[Dataset records]

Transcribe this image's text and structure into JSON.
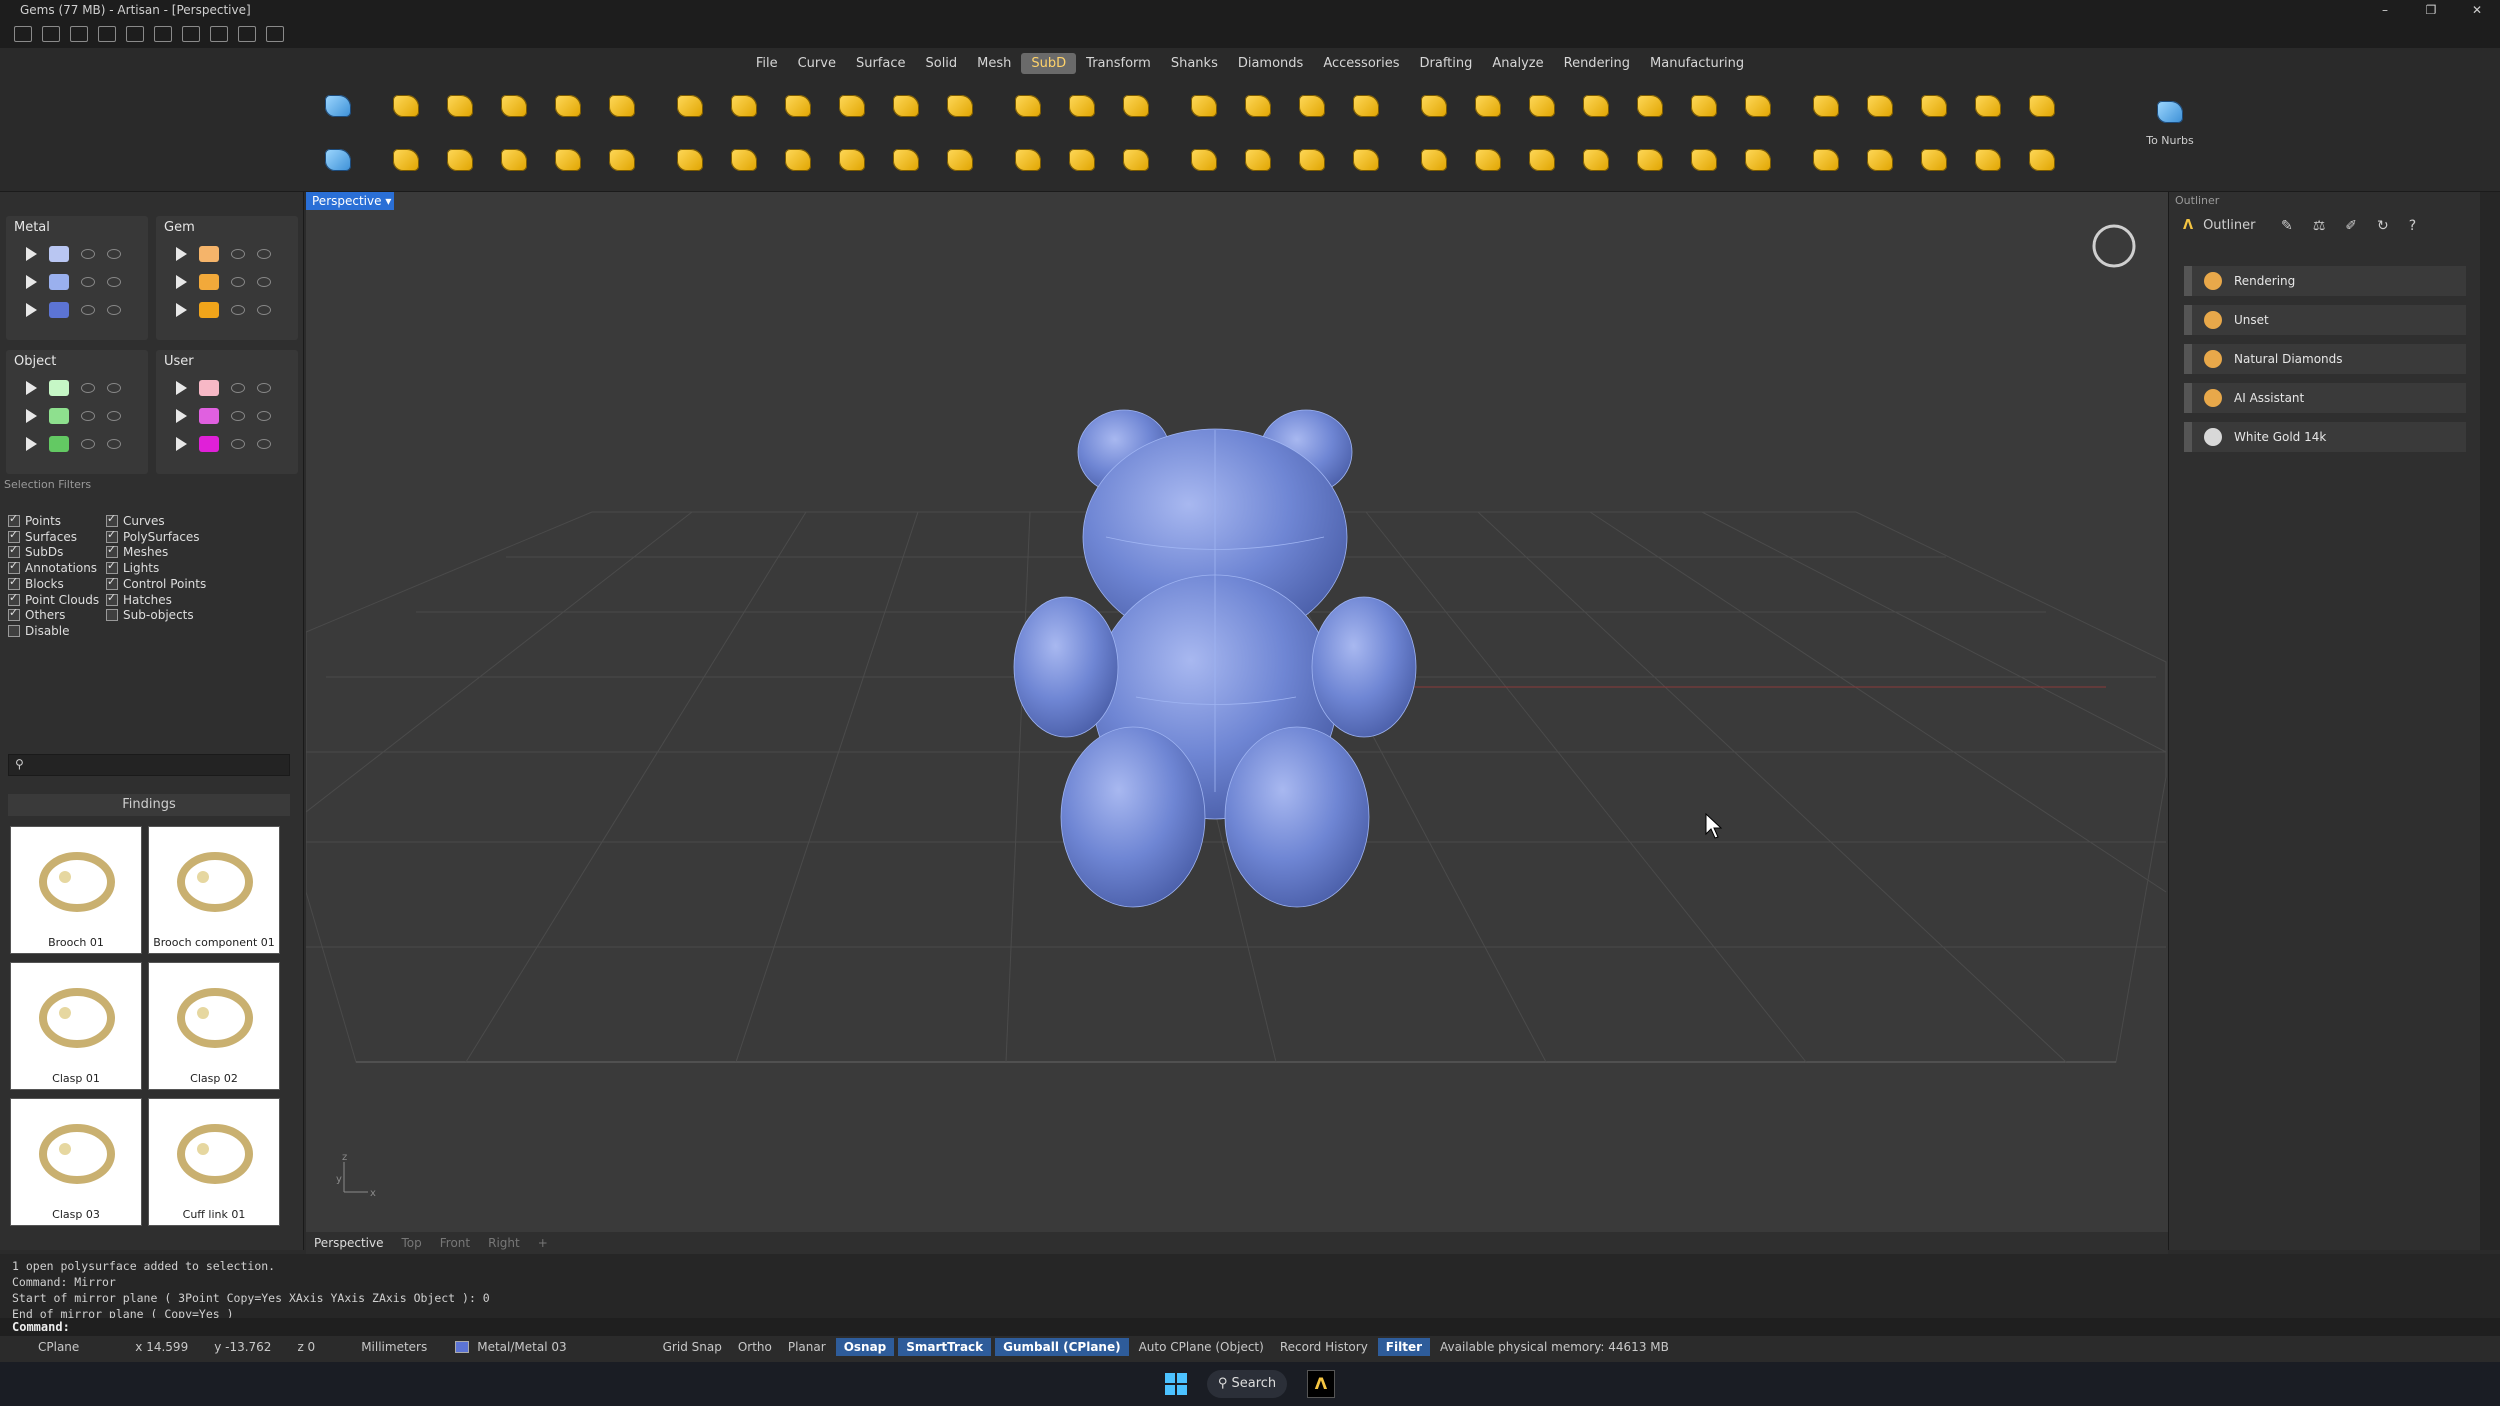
{
  "window": {
    "title": "Gems (77 MB) - Artisan - [Perspective]",
    "controls": [
      "–",
      "❐",
      "✕"
    ]
  },
  "menu": [
    "File",
    "Curve",
    "Surface",
    "Solid",
    "Mesh",
    "SubD",
    "Transform",
    "Shanks",
    "Diamonds",
    "Accessories",
    "Drafting",
    "Analyze",
    "Rendering",
    "Manufacturing"
  ],
  "menu_active": "SubD",
  "toolbar": {
    "to_nurbs_label": "To Nurbs"
  },
  "layers": {
    "metal": {
      "title": "Metal",
      "colors": [
        "#b9c6f2",
        "#9ab0ee",
        "#5c74d4"
      ]
    },
    "gem": {
      "title": "Gem",
      "colors": [
        "#f5b46a",
        "#f2a93a",
        "#f0a41a"
      ]
    },
    "object": {
      "title": "Object",
      "colors": [
        "#c6f7c6",
        "#8ee08e",
        "#63c963"
      ]
    },
    "user": {
      "title": "User",
      "colors": [
        "#f7b8c6",
        "#e060e0",
        "#e020d8"
      ]
    }
  },
  "selection_filters": {
    "title": "Selection Filters",
    "col1": [
      {
        "label": "Points",
        "checked": true
      },
      {
        "label": "Surfaces",
        "checked": true
      },
      {
        "label": "SubDs",
        "checked": true
      },
      {
        "label": "Annotations",
        "checked": true
      },
      {
        "label": "Blocks",
        "checked": true
      },
      {
        "label": "Point Clouds",
        "checked": true
      },
      {
        "label": "Others",
        "checked": true
      },
      {
        "label": "Disable",
        "checked": false
      }
    ],
    "col2": [
      {
        "label": "Curves",
        "checked": true
      },
      {
        "label": "PolySurfaces",
        "checked": true
      },
      {
        "label": "Meshes",
        "checked": true
      },
      {
        "label": "Lights",
        "checked": true
      },
      {
        "label": "Control Points",
        "checked": true
      },
      {
        "label": "Hatches",
        "checked": true
      },
      {
        "label": "Sub-objects",
        "checked": false
      }
    ]
  },
  "library": {
    "category": "Findings",
    "items": [
      {
        "label": "Brooch 01",
        "icon": "brooch-pin"
      },
      {
        "label": "Brooch component 01",
        "icon": "brooch-clasp"
      },
      {
        "label": "Clasp 01",
        "icon": "lobster-clasp"
      },
      {
        "label": "Clasp 02",
        "icon": "lobster-clasp"
      },
      {
        "label": "Clasp 03",
        "icon": "lobster-clasp"
      },
      {
        "label": "Cuff link 01",
        "icon": "cufflink"
      }
    ]
  },
  "viewport": {
    "name": "Perspective",
    "tabs": [
      "Perspective",
      "Top",
      "Front",
      "Right",
      "+"
    ],
    "active_tab": "Perspective",
    "axis": {
      "z": "z",
      "y": "y",
      "x": "x"
    }
  },
  "outliner": {
    "title": "Outliner",
    "panel_label": "Outliner",
    "items": [
      {
        "label": "Rendering",
        "color": "#e8a84a"
      },
      {
        "label": "Unset",
        "color": "#e8a84a"
      },
      {
        "label": "Natural Diamonds",
        "color": "#e8a84a"
      },
      {
        "label": "AI Assistant",
        "color": "#e8a84a"
      },
      {
        "label": "White Gold 14k",
        "color": "#d8d8d8"
      }
    ]
  },
  "command": {
    "history": [
      "1 open polysurface added to selection.",
      "Command: Mirror",
      "Start of mirror plane ( 3Point  Copy=Yes  XAxis  YAxis  ZAxis  Object ): 0",
      "End of mirror plane ( Copy=Yes )"
    ],
    "prompt": "Command:"
  },
  "status": {
    "cplane": "CPlane",
    "x": "x 14.599",
    "y": "y -13.762",
    "z": "z 0",
    "units": "Millimeters",
    "layer": "Metal/Metal 03",
    "toggles": [
      {
        "label": "Grid Snap",
        "on": false
      },
      {
        "label": "Ortho",
        "on": false
      },
      {
        "label": "Planar",
        "on": false
      },
      {
        "label": "Osnap",
        "on": true
      },
      {
        "label": "SmartTrack",
        "on": true
      },
      {
        "label": "Gumball (CPlane)",
        "on": true
      },
      {
        "label": "Auto CPlane (Object)",
        "on": false
      },
      {
        "label": "Record History",
        "on": false
      },
      {
        "label": "Filter",
        "on": true
      }
    ],
    "memory": "Available physical memory: 44613 MB"
  },
  "taskbar": {
    "search": "Search"
  }
}
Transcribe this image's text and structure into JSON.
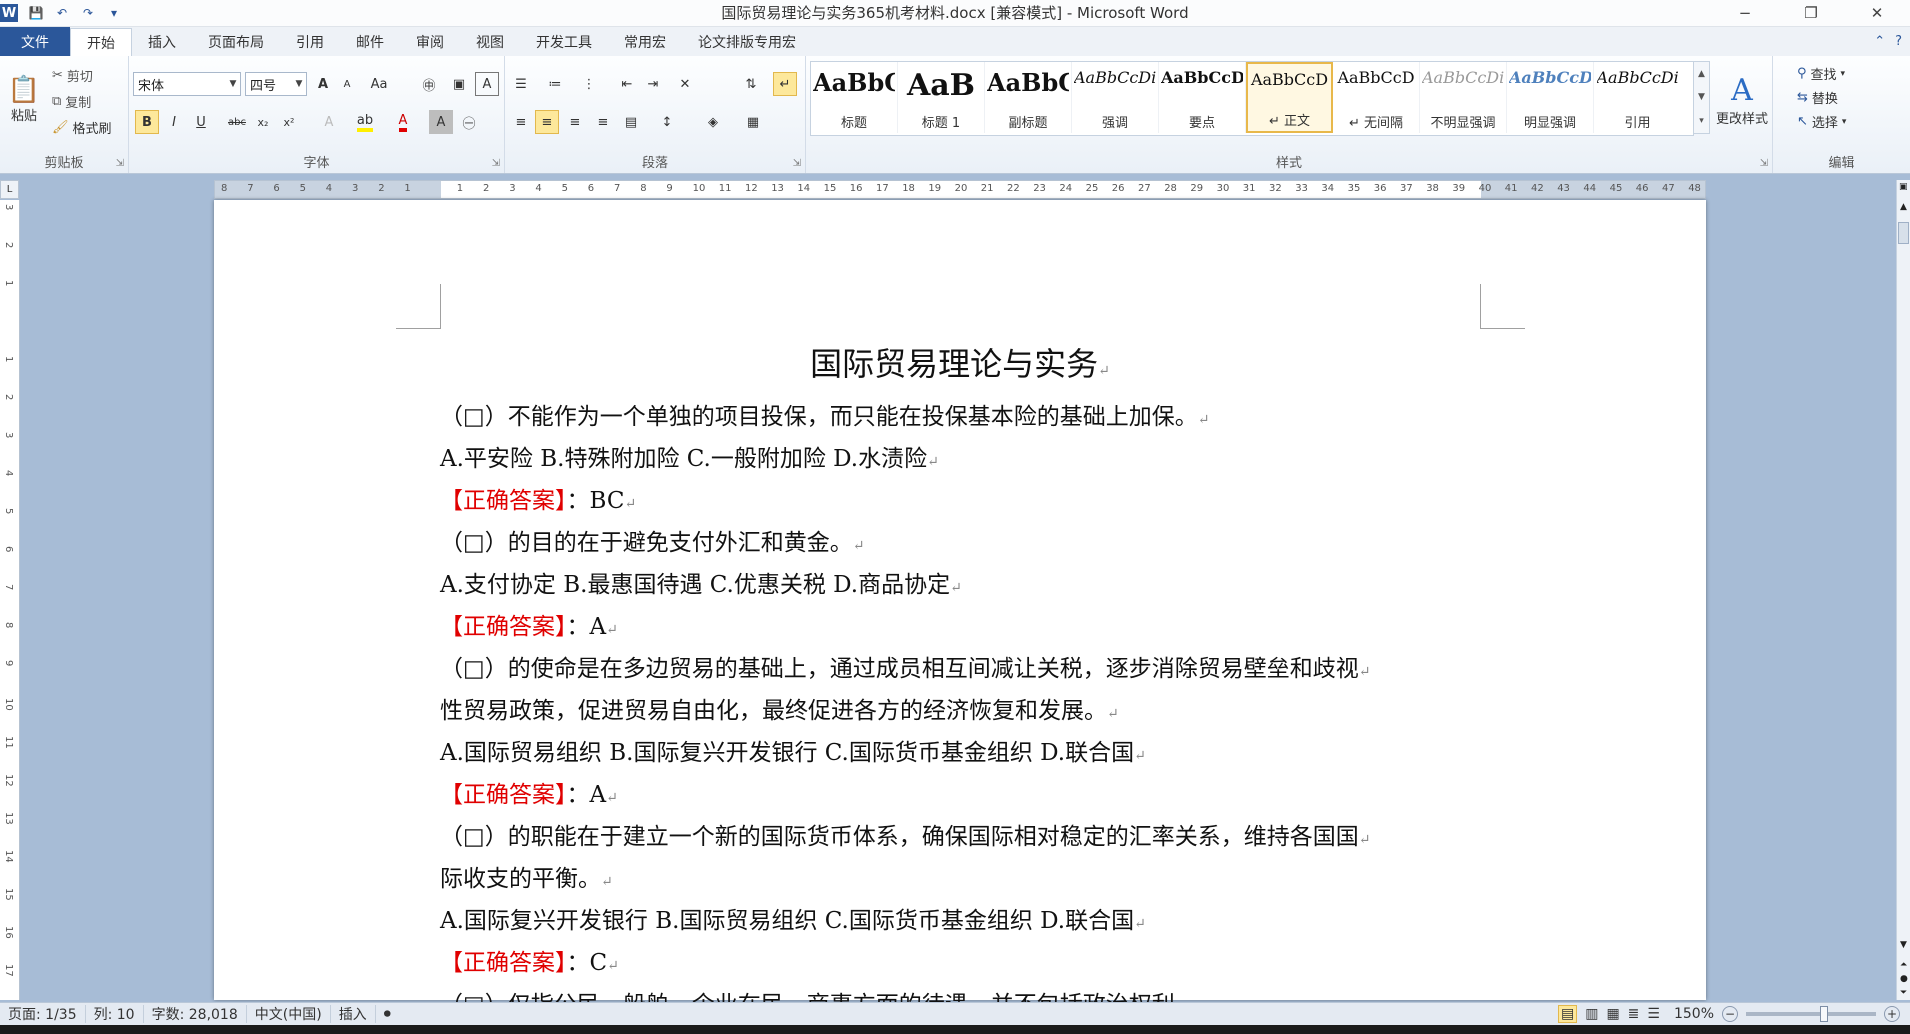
{
  "window": {
    "title": "国际贸易理论与实务365机考材料.docx [兼容模式] - Microsoft Word",
    "minimize": "−",
    "restore": "❐",
    "close": "✕"
  },
  "quick_access": {
    "word_logo": "W",
    "save": "💾",
    "undo": "↶",
    "redo": "↷",
    "more": "▾"
  },
  "tabs": [
    "文件",
    "开始",
    "插入",
    "页面布局",
    "引用",
    "邮件",
    "审阅",
    "视图",
    "开发工具",
    "常用宏",
    "论文排版专用宏"
  ],
  "active_tab": "开始",
  "clipboard": {
    "paste": "粘贴",
    "cut": "剪切",
    "copy": "复制",
    "format_painter": "格式刷",
    "label": "剪贴板"
  },
  "font": {
    "name": "宋体",
    "size": "四号",
    "label": "字体",
    "bold": "B",
    "italic": "I",
    "underline": "U",
    "strike": "abc",
    "subscript": "x₂",
    "superscript": "x²",
    "grow": "A",
    "shrink": "A",
    "case": "Aa",
    "clear": "A",
    "font_color": "A",
    "char_shading": "A"
  },
  "paragraph": {
    "label": "段落"
  },
  "styles": {
    "label": "样式",
    "items": [
      {
        "preview": "AaBbC",
        "name": "标题"
      },
      {
        "preview": "AaB",
        "name": "标题 1"
      },
      {
        "preview": "AaBbC",
        "name": "副标题"
      },
      {
        "preview": "AaBbCcDi",
        "name": "强调"
      },
      {
        "preview": "AaBbCcD",
        "name": "要点"
      },
      {
        "preview": "AaBbCcD",
        "name": "↵ 正文"
      },
      {
        "preview": "AaBbCcD",
        "name": "↵ 无间隔"
      },
      {
        "preview": "AaBbCcDi",
        "name": "不明显强调"
      },
      {
        "preview": "AaBbCcD",
        "name": "明显强调"
      },
      {
        "preview": "AaBbCcDi",
        "name": "引用"
      }
    ],
    "change_styles": "更改样式"
  },
  "editing": {
    "label": "编辑",
    "find": "查找",
    "replace": "替换",
    "select": "选择"
  },
  "ruler_h": [
    "8",
    "7",
    "6",
    "5",
    "4",
    "3",
    "2",
    "1",
    "",
    "1",
    "2",
    "3",
    "4",
    "5",
    "6",
    "7",
    "8",
    "9",
    "10",
    "11",
    "12",
    "13",
    "14",
    "15",
    "16",
    "17",
    "18",
    "19",
    "20",
    "21",
    "22",
    "23",
    "24",
    "25",
    "26",
    "27",
    "28",
    "29",
    "30",
    "31",
    "32",
    "33",
    "34",
    "35",
    "36",
    "37",
    "38",
    "39",
    "40",
    "41",
    "42",
    "43",
    "44",
    "45",
    "46",
    "47",
    "48"
  ],
  "ruler_v": [
    "3",
    "2",
    "1",
    "",
    "1",
    "2",
    "3",
    "4",
    "5",
    "6",
    "7",
    "8",
    "9",
    "10",
    "11",
    "12",
    "13",
    "14",
    "15",
    "16",
    "17"
  ],
  "document": {
    "title": "国际贸易理论与实务",
    "lines": [
      {
        "text": "（□）不能作为一个单独的项目投保，而只能在投保基本险的基础上加保。",
        "kind": "q"
      },
      {
        "text": "A.平安险 B.特殊附加险 C.一般附加险 D.水渍险",
        "kind": "opt"
      },
      {
        "label": "【正确答案】",
        "text": "：BC",
        "kind": "ans"
      },
      {
        "text": "（□）的目的在于避免支付外汇和黄金。",
        "kind": "q"
      },
      {
        "text": "A.支付协定 B.最惠国待遇 C.优惠关税 D.商品协定",
        "kind": "opt"
      },
      {
        "label": "【正确答案】",
        "text": "：A",
        "kind": "ans"
      },
      {
        "text": "（□）的使命是在多边贸易的基础上，通过成员相互间减让关税，逐步消除贸易壁垒和歧视",
        "kind": "q"
      },
      {
        "text": "性贸易政策，促进贸易自由化，最终促进各方的经济恢复和发展。",
        "kind": "q"
      },
      {
        "text": "A.国际贸易组织 B.国际复兴开发银行 C.国际货币基金组织 D.联合国",
        "kind": "opt"
      },
      {
        "label": "【正确答案】",
        "text": "：A",
        "kind": "ans"
      },
      {
        "text": "（□）的职能在于建立一个新的国际货币体系，确保国际相对稳定的汇率关系，维持各国国",
        "kind": "q"
      },
      {
        "text": "际收支的平衡。",
        "kind": "q"
      },
      {
        "text": "A.国际复兴开发银行 B.国际贸易组织 C.国际货币基金组织 D.联合国",
        "kind": "opt"
      },
      {
        "label": "【正确答案】",
        "text": "：C",
        "kind": "ans"
      },
      {
        "text": "（□）仅指公民、船舶、企业在民、商事方面的待遇，并不包括政治权利。",
        "kind": "q"
      }
    ],
    "para_mark": "↵"
  },
  "status": {
    "page": "页面: 1/35",
    "col": "列: 10",
    "words": "字数: 28,018",
    "lang": "中文(中国)",
    "mode": "插入",
    "zoom": "150%",
    "zoom_minus": "−",
    "zoom_plus": "+"
  },
  "colors": {
    "accent": "#2b579a",
    "answer_red": "#e00000"
  }
}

» **WHAT IS REQUIRED**: Filter the records above for lines containing the word "Perspective", and copy those lines.

» **SOLVED PROBLEM**:
    "title": "Gems (77 MB) - Artisan - [Perspective]",
    "name": "Perspective",
      "Perspective",
    "active_tab": "Perspective",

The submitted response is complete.